■ SET EXERCISE ■
In the listing that follows, how many lines contain the string "Matter"? Provide only the number.

■ RECORDS SHOWN ■
########
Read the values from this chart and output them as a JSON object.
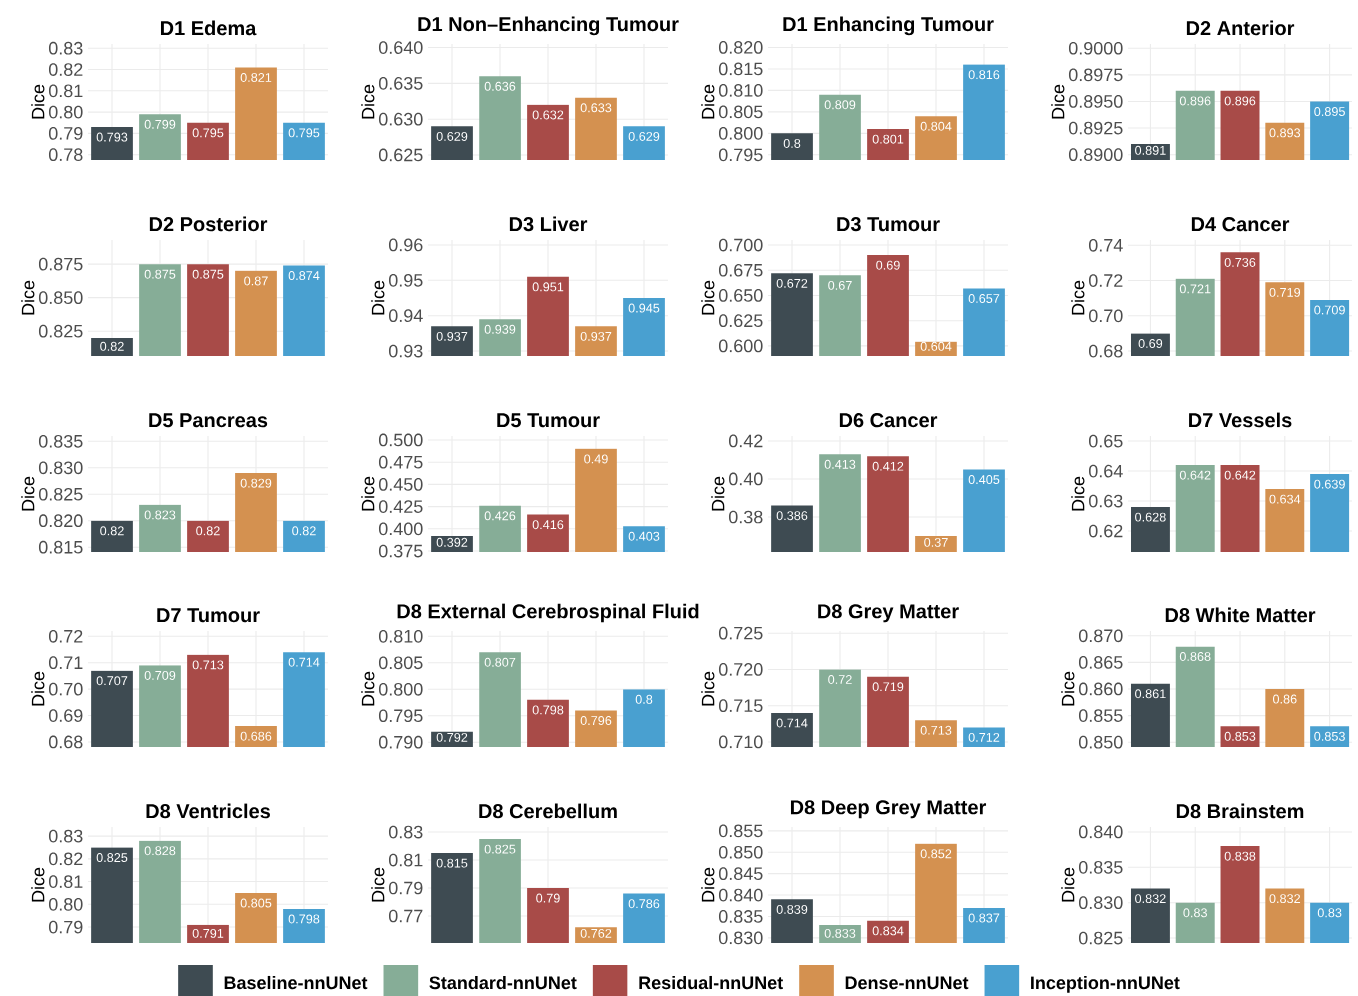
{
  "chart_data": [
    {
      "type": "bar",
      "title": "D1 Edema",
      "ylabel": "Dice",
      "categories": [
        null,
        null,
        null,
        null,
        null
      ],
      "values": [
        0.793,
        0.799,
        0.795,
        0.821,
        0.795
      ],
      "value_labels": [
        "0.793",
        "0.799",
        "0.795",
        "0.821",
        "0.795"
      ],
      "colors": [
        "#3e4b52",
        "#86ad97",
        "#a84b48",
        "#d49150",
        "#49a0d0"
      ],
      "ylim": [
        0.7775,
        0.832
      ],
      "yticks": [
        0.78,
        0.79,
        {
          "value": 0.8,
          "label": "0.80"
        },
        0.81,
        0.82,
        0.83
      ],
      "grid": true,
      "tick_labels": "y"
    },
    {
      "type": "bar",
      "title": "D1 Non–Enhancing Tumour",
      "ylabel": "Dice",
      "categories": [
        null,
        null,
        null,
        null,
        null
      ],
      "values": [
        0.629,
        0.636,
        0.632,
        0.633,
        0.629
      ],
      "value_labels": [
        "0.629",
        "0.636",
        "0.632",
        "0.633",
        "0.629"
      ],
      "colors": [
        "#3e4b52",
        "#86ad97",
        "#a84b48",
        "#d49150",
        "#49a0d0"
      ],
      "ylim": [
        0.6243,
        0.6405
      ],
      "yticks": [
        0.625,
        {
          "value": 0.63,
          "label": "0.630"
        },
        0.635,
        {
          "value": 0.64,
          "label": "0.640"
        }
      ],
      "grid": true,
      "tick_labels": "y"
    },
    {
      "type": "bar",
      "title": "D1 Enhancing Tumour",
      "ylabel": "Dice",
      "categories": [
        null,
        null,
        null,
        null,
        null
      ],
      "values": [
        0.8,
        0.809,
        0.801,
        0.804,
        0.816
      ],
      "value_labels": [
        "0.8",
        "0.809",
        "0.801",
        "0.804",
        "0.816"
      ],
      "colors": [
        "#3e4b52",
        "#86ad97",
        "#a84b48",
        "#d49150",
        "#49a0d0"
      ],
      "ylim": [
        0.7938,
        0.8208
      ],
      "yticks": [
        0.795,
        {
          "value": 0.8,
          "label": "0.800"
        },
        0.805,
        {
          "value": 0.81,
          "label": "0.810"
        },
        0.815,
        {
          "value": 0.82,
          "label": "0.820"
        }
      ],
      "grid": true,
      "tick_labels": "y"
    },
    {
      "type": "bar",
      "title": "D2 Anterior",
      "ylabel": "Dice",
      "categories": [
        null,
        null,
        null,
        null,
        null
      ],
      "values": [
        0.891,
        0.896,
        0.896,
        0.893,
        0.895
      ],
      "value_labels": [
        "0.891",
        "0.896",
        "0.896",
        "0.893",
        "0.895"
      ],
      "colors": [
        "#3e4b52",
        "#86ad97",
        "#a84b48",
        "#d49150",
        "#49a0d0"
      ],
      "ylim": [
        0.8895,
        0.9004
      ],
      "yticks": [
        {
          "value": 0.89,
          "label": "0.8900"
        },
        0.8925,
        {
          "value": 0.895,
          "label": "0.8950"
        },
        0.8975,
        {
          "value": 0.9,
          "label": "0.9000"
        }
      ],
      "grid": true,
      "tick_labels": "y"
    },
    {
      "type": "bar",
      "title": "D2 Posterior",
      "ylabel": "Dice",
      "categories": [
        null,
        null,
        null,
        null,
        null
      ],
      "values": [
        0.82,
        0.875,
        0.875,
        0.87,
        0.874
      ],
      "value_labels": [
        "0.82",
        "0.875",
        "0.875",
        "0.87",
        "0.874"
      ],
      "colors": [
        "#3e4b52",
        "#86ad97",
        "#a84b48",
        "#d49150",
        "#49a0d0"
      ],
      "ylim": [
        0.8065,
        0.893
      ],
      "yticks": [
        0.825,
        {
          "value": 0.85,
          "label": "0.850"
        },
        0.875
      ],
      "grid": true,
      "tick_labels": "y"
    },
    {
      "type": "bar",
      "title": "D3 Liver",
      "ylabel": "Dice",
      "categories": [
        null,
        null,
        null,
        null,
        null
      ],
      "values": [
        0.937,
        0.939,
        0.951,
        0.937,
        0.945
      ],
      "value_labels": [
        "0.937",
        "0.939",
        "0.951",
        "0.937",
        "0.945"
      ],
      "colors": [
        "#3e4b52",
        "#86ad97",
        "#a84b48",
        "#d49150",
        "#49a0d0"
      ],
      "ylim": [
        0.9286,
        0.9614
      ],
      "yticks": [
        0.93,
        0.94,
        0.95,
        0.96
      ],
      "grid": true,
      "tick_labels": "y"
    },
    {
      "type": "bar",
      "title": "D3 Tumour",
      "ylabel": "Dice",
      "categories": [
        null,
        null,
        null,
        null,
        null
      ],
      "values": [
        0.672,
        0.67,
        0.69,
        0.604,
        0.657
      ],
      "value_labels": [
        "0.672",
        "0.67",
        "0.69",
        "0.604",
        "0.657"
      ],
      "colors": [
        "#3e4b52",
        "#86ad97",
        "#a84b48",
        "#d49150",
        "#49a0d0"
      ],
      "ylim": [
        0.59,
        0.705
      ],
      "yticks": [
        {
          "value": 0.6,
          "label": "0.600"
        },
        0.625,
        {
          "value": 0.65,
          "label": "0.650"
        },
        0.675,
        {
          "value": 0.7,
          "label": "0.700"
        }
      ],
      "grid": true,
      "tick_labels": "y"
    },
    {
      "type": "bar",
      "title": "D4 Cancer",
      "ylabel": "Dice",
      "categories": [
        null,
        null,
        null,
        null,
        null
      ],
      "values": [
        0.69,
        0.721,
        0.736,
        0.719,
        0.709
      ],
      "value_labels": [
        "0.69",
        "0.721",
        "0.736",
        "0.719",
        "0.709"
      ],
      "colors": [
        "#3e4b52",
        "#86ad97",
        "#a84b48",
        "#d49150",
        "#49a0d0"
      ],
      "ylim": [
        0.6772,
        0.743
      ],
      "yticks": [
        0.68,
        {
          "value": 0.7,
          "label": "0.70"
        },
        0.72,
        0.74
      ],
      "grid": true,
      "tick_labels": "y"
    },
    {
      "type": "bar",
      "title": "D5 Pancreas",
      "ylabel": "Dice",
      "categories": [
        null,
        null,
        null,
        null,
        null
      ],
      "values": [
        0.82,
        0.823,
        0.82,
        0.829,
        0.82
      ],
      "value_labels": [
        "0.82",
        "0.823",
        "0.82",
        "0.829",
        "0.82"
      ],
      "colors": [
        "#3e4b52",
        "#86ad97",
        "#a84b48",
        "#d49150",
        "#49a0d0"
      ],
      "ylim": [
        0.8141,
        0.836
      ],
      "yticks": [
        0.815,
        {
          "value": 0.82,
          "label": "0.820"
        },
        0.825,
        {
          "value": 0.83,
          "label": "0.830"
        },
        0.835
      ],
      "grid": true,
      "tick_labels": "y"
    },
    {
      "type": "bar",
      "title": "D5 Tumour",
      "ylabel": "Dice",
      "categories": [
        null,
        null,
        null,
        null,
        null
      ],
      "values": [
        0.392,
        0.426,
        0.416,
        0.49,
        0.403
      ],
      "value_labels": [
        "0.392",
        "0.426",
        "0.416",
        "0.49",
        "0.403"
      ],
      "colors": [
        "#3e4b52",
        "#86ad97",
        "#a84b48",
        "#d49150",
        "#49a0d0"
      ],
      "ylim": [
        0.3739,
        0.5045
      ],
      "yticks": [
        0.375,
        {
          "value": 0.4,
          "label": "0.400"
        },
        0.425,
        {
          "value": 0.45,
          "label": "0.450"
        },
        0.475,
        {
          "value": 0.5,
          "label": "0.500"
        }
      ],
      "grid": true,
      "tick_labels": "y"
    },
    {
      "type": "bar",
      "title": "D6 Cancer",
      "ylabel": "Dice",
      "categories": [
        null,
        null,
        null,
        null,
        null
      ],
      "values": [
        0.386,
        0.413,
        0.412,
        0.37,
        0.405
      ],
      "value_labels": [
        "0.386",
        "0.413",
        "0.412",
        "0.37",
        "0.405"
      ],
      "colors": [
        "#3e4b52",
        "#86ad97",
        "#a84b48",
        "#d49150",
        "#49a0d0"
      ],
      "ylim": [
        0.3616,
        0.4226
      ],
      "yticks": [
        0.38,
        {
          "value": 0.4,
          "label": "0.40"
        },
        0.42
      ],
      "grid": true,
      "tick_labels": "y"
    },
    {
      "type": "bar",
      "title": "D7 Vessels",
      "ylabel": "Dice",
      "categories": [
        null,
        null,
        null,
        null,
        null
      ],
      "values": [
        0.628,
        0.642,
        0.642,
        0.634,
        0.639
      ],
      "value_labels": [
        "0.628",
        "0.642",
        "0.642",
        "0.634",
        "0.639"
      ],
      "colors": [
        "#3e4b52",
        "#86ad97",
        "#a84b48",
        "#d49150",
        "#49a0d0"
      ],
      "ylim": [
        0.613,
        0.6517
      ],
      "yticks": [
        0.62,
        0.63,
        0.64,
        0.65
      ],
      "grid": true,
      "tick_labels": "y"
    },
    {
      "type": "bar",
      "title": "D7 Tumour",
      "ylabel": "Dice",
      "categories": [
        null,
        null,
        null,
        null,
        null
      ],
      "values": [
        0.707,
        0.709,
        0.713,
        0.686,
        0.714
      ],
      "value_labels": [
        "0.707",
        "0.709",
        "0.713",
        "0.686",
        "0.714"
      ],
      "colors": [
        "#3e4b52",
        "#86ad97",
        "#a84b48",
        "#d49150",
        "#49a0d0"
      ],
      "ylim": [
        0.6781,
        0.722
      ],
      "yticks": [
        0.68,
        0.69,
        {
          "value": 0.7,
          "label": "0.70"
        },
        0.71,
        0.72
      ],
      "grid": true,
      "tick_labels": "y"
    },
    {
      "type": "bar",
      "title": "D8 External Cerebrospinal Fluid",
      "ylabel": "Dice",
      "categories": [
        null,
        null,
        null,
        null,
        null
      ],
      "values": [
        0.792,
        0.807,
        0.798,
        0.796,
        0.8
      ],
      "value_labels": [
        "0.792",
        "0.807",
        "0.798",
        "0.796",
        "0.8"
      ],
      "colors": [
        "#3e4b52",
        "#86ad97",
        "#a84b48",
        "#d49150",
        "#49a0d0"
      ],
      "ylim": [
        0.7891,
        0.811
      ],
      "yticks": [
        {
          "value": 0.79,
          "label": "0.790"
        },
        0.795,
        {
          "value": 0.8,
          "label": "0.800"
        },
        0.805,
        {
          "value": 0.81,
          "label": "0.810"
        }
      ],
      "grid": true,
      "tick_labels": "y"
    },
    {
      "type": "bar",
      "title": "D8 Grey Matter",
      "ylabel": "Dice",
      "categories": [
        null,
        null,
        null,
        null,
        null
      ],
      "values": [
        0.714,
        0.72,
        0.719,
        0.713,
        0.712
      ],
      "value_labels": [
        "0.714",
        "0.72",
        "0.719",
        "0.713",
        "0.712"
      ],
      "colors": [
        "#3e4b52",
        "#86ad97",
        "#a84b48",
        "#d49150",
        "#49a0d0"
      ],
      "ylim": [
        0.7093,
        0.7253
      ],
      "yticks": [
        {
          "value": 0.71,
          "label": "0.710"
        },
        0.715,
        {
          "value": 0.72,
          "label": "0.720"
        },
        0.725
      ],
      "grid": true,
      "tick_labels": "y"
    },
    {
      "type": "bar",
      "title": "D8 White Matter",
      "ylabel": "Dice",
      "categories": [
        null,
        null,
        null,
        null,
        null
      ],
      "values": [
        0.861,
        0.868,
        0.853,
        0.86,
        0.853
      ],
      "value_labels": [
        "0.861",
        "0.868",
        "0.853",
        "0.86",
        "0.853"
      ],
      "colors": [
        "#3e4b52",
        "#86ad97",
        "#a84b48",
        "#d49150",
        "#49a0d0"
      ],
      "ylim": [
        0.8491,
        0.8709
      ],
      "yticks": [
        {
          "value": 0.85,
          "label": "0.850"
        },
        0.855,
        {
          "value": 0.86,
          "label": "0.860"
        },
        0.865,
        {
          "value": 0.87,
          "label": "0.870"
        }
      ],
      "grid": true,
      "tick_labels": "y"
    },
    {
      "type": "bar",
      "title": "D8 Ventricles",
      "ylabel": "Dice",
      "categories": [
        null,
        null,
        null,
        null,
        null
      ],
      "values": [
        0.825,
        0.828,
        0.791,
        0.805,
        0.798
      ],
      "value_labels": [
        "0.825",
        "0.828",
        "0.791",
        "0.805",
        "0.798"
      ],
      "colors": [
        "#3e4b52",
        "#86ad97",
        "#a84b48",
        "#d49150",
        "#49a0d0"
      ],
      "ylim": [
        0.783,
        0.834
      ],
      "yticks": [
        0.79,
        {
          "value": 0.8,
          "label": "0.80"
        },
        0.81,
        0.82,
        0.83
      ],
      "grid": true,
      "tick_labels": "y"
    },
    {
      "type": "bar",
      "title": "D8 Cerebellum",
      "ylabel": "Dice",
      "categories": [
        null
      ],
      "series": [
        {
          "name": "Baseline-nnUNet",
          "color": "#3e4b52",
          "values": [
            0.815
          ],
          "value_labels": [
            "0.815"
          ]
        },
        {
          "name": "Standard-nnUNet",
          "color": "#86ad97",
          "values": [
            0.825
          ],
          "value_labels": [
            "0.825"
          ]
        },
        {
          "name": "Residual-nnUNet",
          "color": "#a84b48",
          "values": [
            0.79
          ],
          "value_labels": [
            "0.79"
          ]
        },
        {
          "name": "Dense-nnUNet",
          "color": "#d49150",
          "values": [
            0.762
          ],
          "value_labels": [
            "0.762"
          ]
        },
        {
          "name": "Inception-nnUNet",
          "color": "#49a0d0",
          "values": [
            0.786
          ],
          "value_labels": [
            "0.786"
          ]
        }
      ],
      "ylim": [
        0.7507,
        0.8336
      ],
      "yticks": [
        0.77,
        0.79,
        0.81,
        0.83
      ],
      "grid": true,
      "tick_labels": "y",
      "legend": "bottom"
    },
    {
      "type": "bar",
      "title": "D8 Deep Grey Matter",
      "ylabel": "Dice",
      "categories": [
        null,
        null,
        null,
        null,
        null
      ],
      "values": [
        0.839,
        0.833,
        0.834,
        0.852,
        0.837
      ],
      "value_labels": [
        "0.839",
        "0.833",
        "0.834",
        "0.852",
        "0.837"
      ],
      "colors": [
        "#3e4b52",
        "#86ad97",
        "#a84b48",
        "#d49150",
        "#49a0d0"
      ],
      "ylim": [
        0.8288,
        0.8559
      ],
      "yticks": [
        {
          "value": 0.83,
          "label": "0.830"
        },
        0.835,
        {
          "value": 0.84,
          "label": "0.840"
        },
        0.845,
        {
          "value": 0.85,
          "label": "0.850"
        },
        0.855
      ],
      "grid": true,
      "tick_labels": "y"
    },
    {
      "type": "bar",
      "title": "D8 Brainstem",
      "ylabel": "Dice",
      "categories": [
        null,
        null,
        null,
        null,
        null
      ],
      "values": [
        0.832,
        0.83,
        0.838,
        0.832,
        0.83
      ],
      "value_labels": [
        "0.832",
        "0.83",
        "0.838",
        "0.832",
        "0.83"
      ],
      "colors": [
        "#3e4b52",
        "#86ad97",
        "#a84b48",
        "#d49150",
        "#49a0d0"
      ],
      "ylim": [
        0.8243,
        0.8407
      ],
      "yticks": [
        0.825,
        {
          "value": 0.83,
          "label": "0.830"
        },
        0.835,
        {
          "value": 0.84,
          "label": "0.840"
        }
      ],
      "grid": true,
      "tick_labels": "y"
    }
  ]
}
########
■ RESULT ■
3